Requirement
Single out the lines of the material that contain "this" and copy them.
═════ Task input ═════
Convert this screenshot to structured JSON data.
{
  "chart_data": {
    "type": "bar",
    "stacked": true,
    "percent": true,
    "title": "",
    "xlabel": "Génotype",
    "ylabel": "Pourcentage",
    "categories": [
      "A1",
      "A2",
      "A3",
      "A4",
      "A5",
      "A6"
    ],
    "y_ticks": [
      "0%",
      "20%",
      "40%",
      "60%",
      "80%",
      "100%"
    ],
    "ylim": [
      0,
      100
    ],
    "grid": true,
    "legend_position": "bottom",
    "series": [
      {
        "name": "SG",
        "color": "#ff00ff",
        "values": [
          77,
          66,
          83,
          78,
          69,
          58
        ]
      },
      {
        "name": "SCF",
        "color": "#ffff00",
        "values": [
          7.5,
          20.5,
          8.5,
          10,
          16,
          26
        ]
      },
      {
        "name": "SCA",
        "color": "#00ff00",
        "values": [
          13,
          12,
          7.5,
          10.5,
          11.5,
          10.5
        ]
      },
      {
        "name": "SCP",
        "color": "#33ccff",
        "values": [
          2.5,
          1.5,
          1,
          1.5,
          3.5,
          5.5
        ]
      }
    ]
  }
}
═════
═════ Task input ═════
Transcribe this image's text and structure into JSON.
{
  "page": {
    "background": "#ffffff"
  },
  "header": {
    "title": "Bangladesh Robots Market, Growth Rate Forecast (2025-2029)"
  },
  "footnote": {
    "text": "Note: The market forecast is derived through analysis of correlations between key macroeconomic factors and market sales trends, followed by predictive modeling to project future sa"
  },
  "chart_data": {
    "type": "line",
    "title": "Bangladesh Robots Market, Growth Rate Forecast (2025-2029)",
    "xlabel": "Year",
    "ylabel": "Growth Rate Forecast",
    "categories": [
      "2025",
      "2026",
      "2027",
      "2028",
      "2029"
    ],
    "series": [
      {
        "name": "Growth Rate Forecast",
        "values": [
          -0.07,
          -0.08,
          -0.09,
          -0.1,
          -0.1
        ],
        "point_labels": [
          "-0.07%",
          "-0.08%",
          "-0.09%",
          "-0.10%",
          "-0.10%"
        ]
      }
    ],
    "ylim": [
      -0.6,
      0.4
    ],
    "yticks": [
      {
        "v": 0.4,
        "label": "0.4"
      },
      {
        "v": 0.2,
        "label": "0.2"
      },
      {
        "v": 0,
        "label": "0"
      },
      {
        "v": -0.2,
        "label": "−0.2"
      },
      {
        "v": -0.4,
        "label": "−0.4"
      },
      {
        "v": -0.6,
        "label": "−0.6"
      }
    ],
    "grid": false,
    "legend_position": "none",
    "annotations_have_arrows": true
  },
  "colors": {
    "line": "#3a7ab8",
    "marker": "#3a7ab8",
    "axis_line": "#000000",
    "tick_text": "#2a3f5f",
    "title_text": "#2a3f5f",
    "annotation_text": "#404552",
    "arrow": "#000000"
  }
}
═════
Answer
Convert this screenshot to structured JSON data.
Transcribe this image's text and structure into JSON.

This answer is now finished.